◆ SOURCE EXCERPT:
## BEGIN

However, childcare workers are a generally low-paid and precarious female workforce, despite a system which charges some of the highest fees to parents in Europe. Socialist Party representatives have received many reports from childcare workers who have been forced on to Jobseekers’ Allowance for the duration of the two-week closure. This is in spite of the fact that many of their facilities are still receiving state subventions and/or parents’ fees.

Workers speak out 

One worker reported: “I work in a large childcare service who is being fully funded during this time by the government… We weren’t even given a second thought, it was, sign on and we’re done. We were given no notice just told that’s it, we are closed as and from 6pm, and off you go and hope the two weeks go well.”

Another said: “All the staff I work with (30 members) were notified that we are laid off until the closure period is lifted. Our employer is unsure of what social welfare payments, if any, we can receive.  Many of the people I work with are not from Ireland and have not been in Ireland long enough to claim any social welfare. Our director will still be in receipt of subvention scheme funding.”

This is a disgraceful way to treat workers – subventions from the state and the profits of childcare companies must be used to guarantee all workers’ wages.

There is also uncertainty because it is possible that childcare facilities will continue to be closed after the end of the two week period. Minister for Children Katherine Zappone must intervene to guarantee that all workers are paid for as long as this crisis continues – by their employers, or in the case of genuine inability to pay, by the state directly.

## END

◆ PROBLEMS TO SOLVE:
1. In the listing, take the lines from the one that contains "answer-option[interactable]: En el conducto" through the one that contains "answer-option-label: En la cápsula" and write them out again with "radio-button" changed to "radio-input", leaving everything else as it is. Return only those lines.
2. Pick up the piece on childcare workers' pay during the closure where it stops and write what comes next.

Entries from a collection:
## BEGIN

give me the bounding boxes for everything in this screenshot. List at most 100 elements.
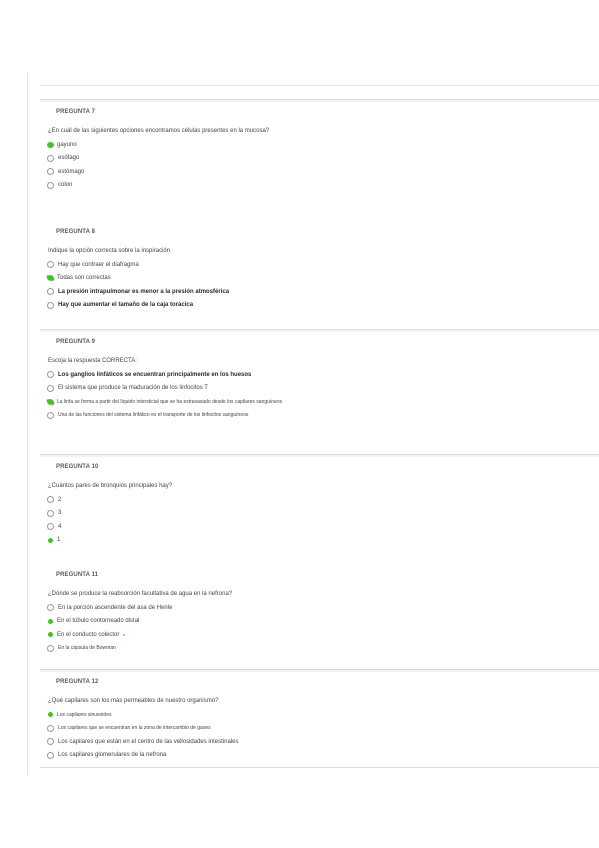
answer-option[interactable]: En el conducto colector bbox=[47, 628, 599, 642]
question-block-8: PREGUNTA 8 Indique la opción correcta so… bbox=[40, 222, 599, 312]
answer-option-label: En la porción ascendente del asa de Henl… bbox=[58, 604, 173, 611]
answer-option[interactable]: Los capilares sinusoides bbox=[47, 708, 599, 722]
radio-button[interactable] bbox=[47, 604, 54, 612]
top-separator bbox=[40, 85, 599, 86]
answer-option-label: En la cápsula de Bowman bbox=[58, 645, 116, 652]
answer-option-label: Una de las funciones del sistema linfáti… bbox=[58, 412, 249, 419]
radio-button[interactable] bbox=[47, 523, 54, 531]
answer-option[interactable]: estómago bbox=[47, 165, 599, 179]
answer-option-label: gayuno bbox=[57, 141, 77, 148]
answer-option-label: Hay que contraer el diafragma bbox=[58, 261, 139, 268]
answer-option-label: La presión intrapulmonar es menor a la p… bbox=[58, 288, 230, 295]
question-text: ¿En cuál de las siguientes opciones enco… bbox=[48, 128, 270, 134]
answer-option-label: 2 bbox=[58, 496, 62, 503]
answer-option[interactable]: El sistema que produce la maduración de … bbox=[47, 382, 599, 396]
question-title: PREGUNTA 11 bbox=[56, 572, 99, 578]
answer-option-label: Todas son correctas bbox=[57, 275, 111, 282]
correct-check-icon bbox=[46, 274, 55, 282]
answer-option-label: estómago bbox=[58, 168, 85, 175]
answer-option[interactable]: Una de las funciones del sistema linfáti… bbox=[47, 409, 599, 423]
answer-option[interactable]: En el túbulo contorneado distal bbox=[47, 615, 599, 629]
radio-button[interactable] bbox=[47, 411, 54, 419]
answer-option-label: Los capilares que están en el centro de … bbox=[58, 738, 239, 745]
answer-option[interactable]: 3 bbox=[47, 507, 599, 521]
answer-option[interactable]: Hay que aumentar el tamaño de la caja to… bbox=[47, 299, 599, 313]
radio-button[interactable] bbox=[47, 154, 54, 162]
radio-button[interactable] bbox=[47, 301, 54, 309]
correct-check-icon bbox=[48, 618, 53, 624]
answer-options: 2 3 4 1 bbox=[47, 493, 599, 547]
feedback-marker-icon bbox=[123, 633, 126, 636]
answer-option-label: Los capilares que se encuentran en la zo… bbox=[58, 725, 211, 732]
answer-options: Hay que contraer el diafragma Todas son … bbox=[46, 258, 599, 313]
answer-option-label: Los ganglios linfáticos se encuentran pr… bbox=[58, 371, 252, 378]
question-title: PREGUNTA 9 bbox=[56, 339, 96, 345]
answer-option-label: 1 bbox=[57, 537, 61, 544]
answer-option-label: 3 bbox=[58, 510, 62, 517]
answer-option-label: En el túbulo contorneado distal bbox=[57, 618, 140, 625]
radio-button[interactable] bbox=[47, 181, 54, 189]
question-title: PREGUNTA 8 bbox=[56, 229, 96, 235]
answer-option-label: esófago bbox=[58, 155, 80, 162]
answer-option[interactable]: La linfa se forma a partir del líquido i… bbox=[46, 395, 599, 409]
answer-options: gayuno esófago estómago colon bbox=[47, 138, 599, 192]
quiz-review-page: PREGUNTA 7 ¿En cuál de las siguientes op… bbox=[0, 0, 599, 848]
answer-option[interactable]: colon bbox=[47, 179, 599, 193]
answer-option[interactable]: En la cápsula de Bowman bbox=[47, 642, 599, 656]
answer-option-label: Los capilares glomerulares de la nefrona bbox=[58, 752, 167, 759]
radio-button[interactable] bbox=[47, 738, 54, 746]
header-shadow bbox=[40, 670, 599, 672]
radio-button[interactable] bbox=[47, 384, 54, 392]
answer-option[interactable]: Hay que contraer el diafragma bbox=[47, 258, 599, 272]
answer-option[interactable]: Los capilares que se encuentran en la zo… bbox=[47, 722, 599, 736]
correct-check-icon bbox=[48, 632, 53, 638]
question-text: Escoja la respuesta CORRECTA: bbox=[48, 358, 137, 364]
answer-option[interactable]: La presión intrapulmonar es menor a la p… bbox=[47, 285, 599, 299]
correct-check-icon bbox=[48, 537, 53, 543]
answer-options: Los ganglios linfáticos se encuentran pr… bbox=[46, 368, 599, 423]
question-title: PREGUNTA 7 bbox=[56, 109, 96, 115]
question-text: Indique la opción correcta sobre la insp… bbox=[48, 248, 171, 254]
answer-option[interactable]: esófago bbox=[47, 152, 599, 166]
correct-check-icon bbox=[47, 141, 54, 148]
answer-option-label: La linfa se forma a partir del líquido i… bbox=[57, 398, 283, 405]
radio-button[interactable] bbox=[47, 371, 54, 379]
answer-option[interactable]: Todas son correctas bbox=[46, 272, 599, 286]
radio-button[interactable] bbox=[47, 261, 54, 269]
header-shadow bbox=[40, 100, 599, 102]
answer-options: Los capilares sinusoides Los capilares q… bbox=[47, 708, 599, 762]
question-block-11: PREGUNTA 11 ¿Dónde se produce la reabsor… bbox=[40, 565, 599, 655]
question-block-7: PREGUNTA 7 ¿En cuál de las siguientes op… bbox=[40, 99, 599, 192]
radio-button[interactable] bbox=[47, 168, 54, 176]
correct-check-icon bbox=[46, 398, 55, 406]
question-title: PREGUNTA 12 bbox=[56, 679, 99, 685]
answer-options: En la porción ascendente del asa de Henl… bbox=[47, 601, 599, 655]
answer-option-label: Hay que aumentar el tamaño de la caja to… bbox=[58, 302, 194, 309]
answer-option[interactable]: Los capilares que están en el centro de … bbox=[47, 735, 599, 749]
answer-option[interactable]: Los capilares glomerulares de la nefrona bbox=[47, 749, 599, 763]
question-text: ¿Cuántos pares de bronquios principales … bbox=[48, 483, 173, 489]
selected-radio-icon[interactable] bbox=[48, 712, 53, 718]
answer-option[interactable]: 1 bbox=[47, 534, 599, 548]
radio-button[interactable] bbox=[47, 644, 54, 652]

## END

◆ ANSWERS IN ORDER:
1.
answer-option[interactable]: En el conducto colector bbox=[47, 628, 599, 642]
question-block-8: PREGUNTA 8 Indique la opción correcta so… bbox=[40, 222, 599, 312]
answer-option-label: En la porción ascendente del asa de Henl… bbox=[58, 604, 173, 611]
answer-option[interactable]: Los capilares sinusoides bbox=[47, 708, 599, 722]
radio-input[interactable] bbox=[47, 604, 54, 612]
top-separator bbox=[40, 85, 599, 86]
answer-option-label: En la cápsula de Bowman bbox=[58, 645, 116, 652]

2.
Justice for childcare workers

Before this crisis erupted, childcare workers had already been fighting to change the conditions they face at work. Twenty thousand marched just before the election to demand decent pay and conditions. The current pay and conditions of this mainly-female workforce are outrageous and show the contempt with which they are viewed by the current system, as simply being benign carers rather than workers whose labour should be valued.

The best guarantee for the rights and conditions of childcare workers is a real public childcare service, funded by the state and free at the point of use. This means taking the major and most-profitable childcare companies into democratic public ownership.

This crisis underlines the need for all workers to be represented by a fighting trade union movement, which acts to organise precarious workers and to take on bosses who are trying to shift the burden for this crisis on to workers generally.